(BRIEF):
Below are entries. Pull out all lines containing "kathmandu".

(Data records)
────

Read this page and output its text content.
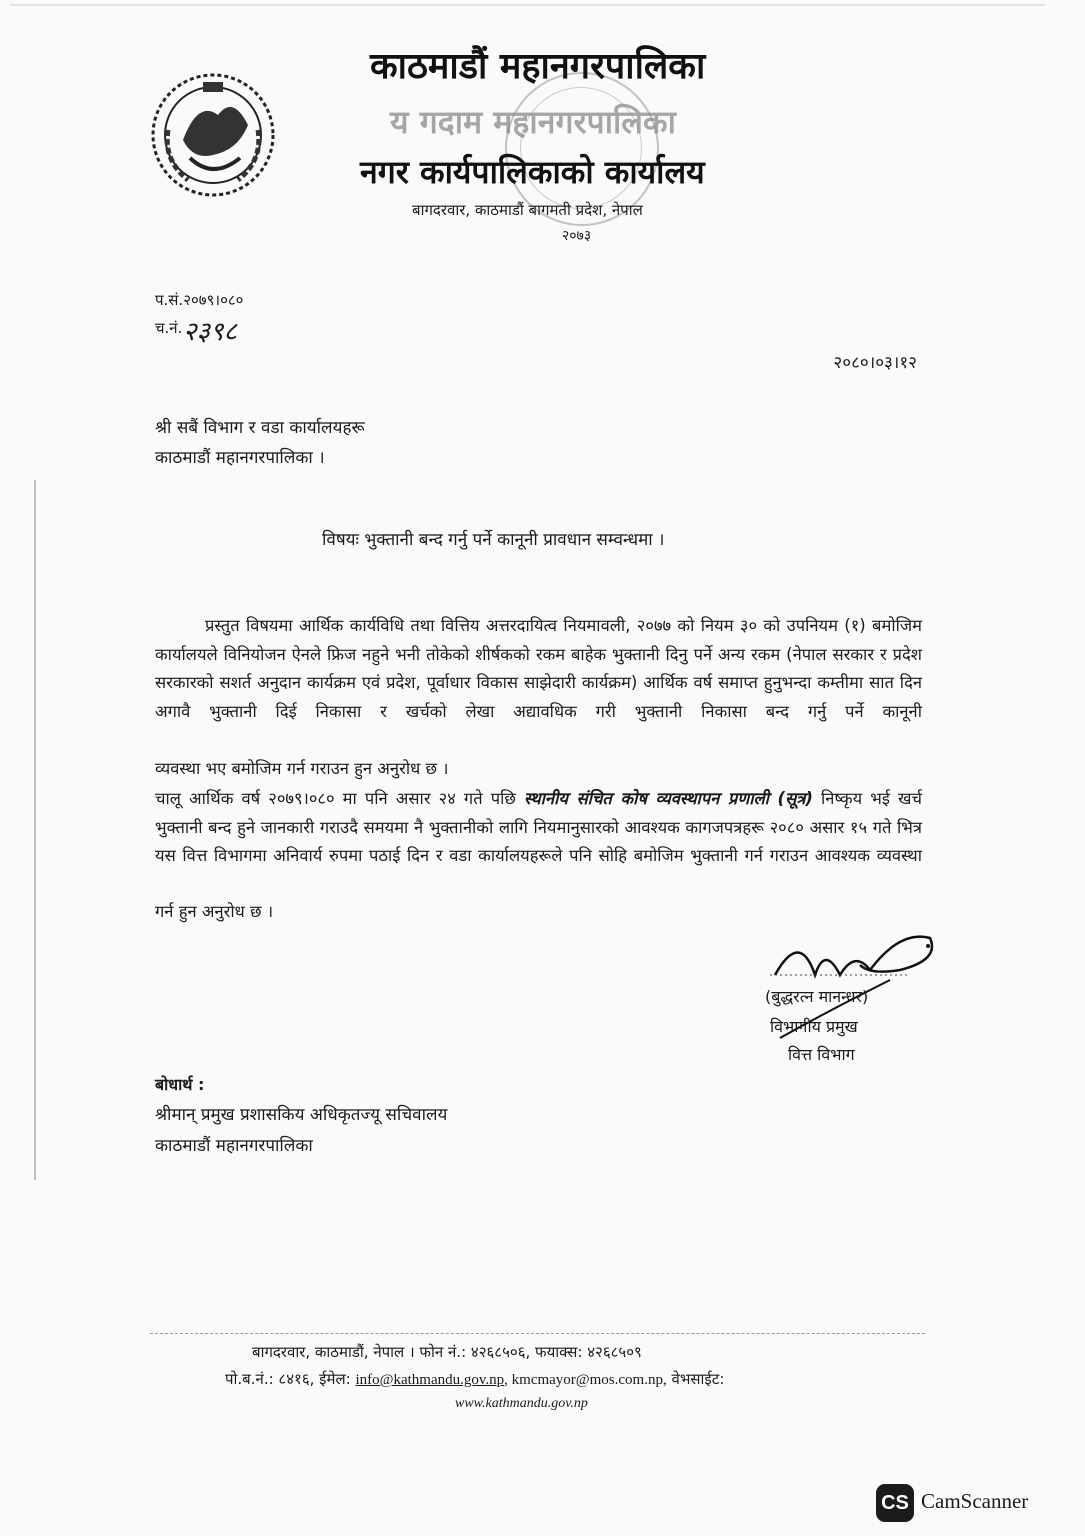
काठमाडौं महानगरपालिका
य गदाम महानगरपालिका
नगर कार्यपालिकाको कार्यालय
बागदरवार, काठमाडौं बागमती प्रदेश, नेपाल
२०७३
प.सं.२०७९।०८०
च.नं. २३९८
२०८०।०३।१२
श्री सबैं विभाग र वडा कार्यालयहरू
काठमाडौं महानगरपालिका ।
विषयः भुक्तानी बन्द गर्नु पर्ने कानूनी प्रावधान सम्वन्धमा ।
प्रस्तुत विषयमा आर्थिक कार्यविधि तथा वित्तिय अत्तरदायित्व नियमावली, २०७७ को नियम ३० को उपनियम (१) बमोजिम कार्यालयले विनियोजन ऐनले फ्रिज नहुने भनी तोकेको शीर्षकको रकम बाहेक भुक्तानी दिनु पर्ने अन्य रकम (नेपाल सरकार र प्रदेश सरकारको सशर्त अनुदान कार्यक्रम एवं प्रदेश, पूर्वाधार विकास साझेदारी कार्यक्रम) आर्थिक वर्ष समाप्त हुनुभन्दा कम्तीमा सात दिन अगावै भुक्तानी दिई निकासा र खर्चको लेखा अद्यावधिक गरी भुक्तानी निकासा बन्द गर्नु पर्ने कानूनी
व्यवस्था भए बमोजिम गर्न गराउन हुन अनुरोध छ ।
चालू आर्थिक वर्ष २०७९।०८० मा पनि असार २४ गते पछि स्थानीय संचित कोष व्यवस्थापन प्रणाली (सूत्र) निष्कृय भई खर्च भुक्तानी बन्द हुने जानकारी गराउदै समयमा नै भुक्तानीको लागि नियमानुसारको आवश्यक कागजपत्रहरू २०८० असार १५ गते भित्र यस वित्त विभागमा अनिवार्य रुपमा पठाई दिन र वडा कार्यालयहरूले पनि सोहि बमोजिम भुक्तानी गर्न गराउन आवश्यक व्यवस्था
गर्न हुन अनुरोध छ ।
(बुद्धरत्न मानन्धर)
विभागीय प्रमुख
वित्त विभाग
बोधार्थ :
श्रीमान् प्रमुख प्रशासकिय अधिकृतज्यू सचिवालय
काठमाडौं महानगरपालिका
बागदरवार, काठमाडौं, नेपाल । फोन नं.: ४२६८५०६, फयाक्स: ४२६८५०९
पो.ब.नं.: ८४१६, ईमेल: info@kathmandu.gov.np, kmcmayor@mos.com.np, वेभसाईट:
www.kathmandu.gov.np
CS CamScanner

────

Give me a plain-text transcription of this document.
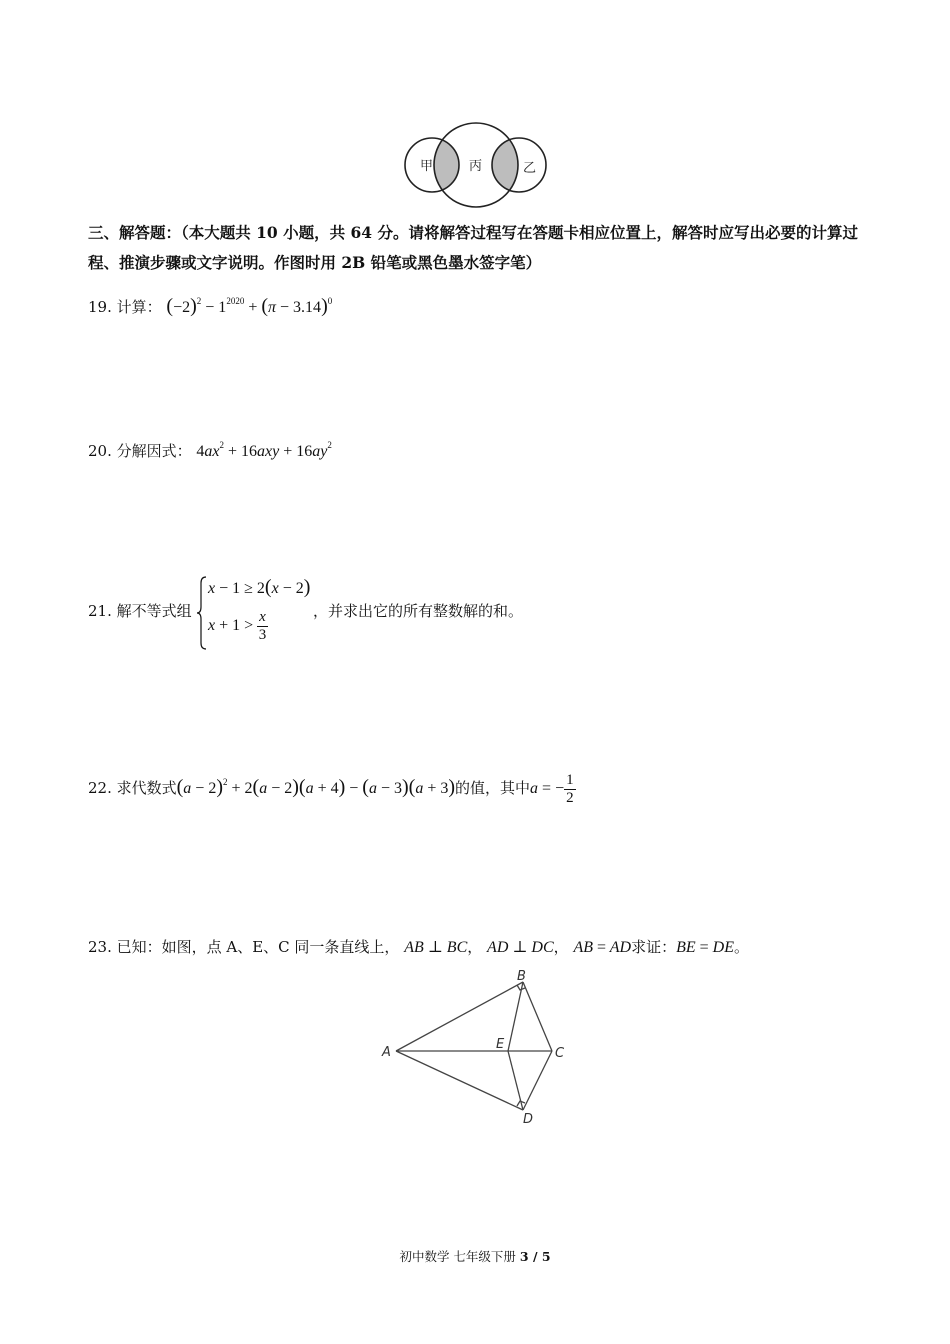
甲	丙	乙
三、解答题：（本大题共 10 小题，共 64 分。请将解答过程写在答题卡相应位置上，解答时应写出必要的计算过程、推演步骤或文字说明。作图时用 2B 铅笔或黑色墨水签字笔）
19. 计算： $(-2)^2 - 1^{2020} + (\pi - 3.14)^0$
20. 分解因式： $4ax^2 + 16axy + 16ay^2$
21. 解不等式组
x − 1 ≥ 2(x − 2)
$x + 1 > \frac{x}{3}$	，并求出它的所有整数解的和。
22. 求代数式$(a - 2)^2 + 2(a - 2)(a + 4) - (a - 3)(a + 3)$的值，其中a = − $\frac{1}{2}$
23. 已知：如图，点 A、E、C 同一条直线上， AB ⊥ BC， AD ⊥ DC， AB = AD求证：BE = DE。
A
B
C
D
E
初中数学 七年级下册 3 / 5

────

(RESPONSE):
पो.ब.नं.: ८४१६, ईमेल: info@kathmandu.gov.np, kmcmayor@mos.com.np, वेभसाईट:
www.kathmandu.gov.np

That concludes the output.